• **What the exercise asks**: Look through the data below. Pick out the lines holding the string "social".

• **Material to process**:
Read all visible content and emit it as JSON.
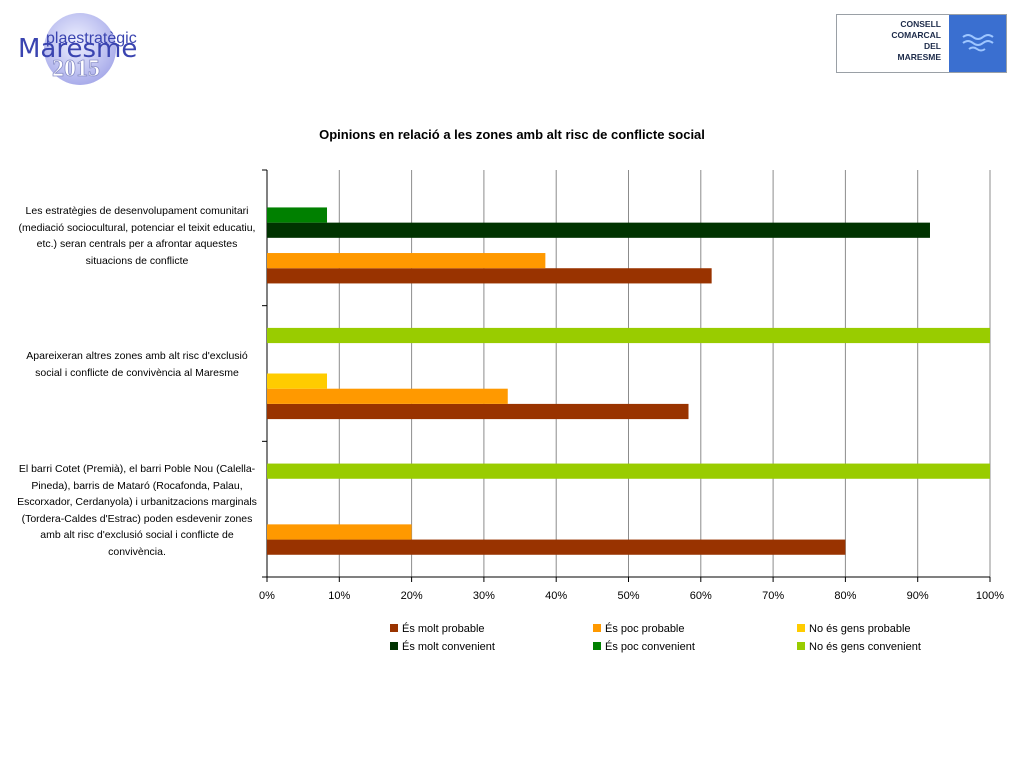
{
  "logo_left": {
    "line1": "plaestratègic",
    "line2": "Maresme",
    "line3": "2015"
  },
  "logo_right": {
    "lines": [
      "CONSELL",
      "COMARCAL",
      "DEL",
      "MARESME"
    ]
  },
  "chart_data": {
    "type": "bar",
    "orientation": "horizontal",
    "title": "Opinions en relació a les zones amb alt risc de conflicte social",
    "xlabel": "",
    "ylabel": "",
    "xlim": [
      0,
      100
    ],
    "x_ticks": [
      "0%",
      "10%",
      "20%",
      "30%",
      "40%",
      "50%",
      "60%",
      "70%",
      "80%",
      "90%",
      "100%"
    ],
    "grid": "vertical",
    "legend_position": "bottom",
    "categories": [
      "Les estratègies de desenvolupament comunitari (mediació sociocultural, potenciar el teixit educatiu, etc.) seran centrals per a afrontar aquestes situacions de conflicte",
      "Apareixeran altres zones amb alt risc d'exclusió social i conflicte de convivència al Maresme",
      "El barri Cotet (Premià), el barri Poble Nou (Calella-Pineda), barris de Mataró (Rocafonda, Palau, Escorxador, Cerdanyola) i urbanitzacions marginals (Tordera-Caldes d'Estrac) poden esdevenir zones amb alt risc d'exclusió social i conflicte de convivència."
    ],
    "series": [
      {
        "name": "És molt probable",
        "color": "#993300",
        "values": [
          61.5,
          58.3,
          80.0
        ]
      },
      {
        "name": "És poc probable",
        "color": "#FF9900",
        "values": [
          38.5,
          33.3,
          20.0
        ]
      },
      {
        "name": "No és gens probable",
        "color": "#FFCC00",
        "values": [
          0,
          8.3,
          0
        ]
      },
      {
        "name": "És molt convenient",
        "color": "#003300",
        "values": [
          91.7,
          0,
          0
        ]
      },
      {
        "name": "És poc convenient",
        "color": "#008000",
        "values": [
          8.3,
          0,
          0
        ]
      },
      {
        "name": "No és gens convenient",
        "color": "#99CC00",
        "values": [
          0,
          100,
          100
        ]
      }
    ]
  }
}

• **Answer to the exercise**:
    "title": "Opinions en relació a les zones amb alt risc de conflicte social",
      "Apareixeran altres zones amb alt risc d'exclusió social i conflicte de convivència al Maresme",
      "El barri Cotet (Premià), el barri Poble Nou (Calella-Pineda), barris de Mataró (Rocafonda, Palau, Escorxador, Cerdanyola) i urbanitzacions marginals (Tordera-Caldes d'Estrac) poden esdevenir zones amb alt risc d'exclusió social i conflicte de convivència."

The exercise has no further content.